Request —
Filter the listing below, copying every line in which the word "должно" appears.

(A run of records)
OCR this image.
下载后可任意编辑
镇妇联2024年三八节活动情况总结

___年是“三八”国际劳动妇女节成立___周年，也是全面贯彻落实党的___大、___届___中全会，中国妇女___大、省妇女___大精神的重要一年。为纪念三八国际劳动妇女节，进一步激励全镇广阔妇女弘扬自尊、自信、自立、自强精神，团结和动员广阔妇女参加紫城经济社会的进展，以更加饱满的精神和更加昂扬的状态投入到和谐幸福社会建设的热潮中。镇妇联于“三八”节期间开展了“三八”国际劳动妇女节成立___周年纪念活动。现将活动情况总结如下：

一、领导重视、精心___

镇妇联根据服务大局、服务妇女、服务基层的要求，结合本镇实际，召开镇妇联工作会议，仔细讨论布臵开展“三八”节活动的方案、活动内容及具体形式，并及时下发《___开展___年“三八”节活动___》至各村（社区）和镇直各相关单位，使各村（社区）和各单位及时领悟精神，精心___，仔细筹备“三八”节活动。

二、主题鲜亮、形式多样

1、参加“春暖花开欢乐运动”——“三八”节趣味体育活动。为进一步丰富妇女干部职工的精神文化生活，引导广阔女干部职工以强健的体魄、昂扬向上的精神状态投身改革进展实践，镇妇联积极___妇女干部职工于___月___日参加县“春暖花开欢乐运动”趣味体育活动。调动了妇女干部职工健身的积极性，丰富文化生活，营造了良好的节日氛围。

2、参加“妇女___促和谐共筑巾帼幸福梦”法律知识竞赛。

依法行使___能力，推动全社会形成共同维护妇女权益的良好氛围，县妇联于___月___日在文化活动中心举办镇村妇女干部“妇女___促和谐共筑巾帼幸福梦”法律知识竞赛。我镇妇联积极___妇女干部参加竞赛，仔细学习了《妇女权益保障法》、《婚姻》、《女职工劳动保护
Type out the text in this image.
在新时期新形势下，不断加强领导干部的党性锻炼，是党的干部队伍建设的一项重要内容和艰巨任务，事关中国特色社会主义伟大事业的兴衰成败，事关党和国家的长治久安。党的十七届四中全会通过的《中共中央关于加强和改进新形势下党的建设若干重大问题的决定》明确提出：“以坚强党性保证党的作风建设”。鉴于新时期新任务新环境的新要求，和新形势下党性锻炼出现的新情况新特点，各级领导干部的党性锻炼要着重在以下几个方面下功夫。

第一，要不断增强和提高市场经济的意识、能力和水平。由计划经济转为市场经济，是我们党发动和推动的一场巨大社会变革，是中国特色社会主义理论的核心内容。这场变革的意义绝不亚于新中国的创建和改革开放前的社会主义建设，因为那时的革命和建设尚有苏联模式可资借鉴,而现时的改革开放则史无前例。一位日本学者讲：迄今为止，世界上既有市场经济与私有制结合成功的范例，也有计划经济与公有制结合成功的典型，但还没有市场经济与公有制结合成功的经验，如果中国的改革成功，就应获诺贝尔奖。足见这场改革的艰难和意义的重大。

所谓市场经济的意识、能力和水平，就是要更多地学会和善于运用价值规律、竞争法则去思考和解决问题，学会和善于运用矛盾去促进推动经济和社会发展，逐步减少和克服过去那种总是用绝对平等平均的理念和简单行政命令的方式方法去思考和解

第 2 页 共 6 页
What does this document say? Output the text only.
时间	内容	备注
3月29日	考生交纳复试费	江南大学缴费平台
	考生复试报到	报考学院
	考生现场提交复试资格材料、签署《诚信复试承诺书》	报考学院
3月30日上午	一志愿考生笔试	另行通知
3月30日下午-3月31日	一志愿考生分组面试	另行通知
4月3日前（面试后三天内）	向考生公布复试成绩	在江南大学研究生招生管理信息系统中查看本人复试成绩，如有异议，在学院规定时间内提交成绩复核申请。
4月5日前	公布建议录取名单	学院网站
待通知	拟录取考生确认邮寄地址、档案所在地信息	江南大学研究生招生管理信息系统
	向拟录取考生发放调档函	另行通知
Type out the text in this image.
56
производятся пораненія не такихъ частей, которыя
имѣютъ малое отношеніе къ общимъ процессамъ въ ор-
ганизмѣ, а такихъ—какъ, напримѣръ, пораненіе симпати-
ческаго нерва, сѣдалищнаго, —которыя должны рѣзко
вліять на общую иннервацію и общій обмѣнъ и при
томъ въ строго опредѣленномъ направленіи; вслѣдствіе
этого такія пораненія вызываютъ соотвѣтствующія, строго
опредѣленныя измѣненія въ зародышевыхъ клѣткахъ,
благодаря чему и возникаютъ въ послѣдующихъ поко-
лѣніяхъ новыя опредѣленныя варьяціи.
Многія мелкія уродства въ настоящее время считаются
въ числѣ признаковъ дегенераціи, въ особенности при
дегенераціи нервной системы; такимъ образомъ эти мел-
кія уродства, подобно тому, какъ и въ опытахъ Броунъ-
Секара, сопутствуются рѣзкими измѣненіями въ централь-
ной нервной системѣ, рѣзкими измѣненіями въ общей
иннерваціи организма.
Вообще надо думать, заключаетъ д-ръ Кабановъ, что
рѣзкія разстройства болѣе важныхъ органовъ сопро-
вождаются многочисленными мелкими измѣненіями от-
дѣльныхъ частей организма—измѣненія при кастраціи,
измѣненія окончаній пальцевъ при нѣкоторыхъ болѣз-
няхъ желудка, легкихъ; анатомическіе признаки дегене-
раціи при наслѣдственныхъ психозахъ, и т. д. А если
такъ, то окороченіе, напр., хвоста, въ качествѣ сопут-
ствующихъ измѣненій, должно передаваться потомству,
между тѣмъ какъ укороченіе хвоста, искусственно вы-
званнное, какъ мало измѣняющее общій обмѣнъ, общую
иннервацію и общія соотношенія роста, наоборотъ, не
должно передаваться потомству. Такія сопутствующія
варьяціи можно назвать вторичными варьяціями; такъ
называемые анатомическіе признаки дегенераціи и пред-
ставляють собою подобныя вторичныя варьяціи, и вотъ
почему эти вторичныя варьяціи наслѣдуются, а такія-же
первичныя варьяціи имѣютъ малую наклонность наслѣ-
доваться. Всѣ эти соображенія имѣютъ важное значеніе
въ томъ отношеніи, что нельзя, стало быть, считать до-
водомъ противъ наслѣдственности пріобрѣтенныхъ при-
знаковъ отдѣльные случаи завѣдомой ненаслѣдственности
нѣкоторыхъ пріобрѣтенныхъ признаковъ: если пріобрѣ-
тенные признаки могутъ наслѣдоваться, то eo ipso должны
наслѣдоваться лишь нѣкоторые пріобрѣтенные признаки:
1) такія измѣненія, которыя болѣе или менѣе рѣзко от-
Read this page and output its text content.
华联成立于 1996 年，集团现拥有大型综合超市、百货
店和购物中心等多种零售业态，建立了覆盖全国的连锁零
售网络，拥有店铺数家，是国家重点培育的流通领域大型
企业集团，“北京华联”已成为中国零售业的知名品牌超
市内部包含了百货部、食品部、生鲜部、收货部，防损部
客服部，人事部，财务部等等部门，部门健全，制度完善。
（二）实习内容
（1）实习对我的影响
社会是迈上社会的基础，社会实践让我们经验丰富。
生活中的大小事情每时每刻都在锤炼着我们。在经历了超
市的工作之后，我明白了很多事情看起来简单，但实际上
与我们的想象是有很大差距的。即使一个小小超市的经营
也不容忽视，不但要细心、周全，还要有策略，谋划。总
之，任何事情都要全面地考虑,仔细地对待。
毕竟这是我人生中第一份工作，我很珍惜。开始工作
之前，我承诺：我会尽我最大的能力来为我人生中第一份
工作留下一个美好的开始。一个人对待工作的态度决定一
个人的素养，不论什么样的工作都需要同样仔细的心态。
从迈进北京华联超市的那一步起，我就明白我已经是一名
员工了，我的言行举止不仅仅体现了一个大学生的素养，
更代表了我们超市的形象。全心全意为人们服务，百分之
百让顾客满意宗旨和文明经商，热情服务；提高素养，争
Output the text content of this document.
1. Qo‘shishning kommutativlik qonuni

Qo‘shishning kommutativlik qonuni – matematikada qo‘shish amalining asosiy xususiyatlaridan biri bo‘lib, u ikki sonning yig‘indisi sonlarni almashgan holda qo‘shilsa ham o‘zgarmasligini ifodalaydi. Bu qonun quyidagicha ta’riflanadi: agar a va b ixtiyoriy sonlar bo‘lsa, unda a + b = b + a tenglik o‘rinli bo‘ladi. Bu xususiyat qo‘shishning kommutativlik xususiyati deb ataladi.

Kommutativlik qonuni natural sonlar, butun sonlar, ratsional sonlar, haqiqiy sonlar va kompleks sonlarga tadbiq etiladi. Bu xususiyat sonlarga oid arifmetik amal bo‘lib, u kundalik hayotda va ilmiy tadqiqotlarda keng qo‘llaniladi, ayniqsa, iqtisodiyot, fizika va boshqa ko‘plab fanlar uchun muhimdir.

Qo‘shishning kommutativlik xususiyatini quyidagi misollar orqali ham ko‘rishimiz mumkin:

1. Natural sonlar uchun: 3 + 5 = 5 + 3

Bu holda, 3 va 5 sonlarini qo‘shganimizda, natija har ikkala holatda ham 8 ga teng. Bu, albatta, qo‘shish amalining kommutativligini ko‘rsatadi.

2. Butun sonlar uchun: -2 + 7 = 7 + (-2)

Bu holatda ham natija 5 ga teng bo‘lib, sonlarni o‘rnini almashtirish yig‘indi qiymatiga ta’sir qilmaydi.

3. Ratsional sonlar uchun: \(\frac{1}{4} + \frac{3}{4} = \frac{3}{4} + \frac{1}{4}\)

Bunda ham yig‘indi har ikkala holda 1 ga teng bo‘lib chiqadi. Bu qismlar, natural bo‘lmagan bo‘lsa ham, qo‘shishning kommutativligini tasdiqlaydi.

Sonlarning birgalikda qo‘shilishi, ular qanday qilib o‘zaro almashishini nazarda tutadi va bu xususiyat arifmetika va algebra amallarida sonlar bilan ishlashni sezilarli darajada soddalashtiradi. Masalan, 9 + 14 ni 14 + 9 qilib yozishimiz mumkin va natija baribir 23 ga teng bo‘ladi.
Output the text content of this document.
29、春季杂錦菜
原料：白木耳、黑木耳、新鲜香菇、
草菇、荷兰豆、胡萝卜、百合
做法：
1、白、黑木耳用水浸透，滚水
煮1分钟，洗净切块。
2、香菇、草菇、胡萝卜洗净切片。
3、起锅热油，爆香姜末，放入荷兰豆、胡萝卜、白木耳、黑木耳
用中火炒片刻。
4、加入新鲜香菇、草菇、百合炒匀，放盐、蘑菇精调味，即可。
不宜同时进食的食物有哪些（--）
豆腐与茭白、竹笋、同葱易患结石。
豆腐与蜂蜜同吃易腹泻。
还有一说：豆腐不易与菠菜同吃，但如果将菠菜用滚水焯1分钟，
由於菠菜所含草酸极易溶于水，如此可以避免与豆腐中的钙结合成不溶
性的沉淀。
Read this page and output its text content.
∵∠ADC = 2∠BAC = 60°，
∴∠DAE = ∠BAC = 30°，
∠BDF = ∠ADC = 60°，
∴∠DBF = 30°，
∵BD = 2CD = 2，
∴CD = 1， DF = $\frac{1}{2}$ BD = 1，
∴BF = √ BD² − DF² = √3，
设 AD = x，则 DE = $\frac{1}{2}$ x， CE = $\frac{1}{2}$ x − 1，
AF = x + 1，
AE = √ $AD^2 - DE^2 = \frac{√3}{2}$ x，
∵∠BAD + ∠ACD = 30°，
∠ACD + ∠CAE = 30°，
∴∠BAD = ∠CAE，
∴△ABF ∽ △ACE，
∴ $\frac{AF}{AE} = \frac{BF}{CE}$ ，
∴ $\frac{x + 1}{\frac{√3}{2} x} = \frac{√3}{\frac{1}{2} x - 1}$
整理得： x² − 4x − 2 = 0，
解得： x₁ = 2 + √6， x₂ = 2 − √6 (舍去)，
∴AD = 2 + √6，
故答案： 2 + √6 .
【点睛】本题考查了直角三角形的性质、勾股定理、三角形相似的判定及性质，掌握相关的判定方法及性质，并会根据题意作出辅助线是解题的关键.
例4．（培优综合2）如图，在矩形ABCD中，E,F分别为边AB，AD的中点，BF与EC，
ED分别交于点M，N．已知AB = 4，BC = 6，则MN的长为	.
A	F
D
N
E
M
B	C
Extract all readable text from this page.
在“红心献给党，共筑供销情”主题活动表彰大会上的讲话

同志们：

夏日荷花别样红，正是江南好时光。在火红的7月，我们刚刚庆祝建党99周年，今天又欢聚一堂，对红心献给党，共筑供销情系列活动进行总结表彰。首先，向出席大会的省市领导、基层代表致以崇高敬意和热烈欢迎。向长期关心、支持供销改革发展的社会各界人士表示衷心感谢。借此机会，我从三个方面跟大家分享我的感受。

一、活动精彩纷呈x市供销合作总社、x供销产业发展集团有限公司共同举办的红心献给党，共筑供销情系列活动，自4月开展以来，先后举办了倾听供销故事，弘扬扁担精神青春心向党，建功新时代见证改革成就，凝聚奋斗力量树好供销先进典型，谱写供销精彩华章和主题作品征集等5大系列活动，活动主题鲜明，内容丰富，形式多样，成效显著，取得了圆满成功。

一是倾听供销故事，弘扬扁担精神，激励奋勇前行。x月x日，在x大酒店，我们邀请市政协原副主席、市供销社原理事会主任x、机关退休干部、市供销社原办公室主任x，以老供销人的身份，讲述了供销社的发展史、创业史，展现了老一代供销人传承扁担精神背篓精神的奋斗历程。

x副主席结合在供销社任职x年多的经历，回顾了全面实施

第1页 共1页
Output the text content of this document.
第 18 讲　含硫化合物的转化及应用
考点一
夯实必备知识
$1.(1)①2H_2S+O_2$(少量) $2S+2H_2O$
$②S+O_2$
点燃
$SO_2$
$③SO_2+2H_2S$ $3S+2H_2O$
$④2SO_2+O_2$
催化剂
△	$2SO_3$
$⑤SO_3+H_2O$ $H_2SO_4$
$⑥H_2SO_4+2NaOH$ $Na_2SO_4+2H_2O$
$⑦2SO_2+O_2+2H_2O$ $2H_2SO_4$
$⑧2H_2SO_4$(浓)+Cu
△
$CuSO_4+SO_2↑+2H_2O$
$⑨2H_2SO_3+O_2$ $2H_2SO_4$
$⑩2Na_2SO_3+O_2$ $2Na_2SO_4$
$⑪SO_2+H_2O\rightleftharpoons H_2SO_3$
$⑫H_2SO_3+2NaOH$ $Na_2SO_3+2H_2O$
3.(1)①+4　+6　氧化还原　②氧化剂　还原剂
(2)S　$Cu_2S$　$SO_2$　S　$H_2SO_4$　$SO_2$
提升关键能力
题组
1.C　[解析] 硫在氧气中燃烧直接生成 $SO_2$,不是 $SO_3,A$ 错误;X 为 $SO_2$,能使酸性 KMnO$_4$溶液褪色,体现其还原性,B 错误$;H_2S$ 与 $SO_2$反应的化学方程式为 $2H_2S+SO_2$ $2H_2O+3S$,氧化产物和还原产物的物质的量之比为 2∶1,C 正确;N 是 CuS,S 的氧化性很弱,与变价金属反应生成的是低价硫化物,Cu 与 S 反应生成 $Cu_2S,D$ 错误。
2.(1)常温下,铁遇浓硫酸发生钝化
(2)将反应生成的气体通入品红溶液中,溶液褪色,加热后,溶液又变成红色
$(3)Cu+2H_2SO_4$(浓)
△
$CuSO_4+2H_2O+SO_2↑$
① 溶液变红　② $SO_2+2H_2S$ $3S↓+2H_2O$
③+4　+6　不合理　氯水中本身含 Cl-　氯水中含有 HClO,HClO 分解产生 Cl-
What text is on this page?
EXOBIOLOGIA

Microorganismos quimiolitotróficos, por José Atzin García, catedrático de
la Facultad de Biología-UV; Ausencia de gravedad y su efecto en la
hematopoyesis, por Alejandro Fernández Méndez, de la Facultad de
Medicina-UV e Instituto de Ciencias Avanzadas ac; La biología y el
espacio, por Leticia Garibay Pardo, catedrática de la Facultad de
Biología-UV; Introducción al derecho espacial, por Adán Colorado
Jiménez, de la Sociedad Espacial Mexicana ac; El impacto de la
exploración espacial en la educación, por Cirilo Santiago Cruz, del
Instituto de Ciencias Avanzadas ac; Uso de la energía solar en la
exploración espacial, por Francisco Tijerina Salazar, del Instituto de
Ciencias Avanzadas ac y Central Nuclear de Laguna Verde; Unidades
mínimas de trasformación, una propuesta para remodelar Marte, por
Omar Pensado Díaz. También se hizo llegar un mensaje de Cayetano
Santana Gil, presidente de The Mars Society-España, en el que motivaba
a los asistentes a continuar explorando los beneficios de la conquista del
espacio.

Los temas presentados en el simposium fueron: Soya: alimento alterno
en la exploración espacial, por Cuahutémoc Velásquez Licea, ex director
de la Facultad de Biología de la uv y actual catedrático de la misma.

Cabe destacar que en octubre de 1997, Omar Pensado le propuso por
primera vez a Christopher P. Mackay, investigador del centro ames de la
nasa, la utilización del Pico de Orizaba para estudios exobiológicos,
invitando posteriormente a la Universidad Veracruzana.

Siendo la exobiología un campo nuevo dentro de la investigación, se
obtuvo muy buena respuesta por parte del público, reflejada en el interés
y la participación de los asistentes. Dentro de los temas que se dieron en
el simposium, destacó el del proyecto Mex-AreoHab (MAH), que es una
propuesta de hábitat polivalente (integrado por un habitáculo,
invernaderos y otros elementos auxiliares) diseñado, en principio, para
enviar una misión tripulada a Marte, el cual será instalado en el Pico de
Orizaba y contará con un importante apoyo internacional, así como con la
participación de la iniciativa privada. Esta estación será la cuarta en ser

Reply to the exercise —
ствующихъ измѣненій, должно передаваться потомству,
должно передаваться потомству. Такія сопутствующія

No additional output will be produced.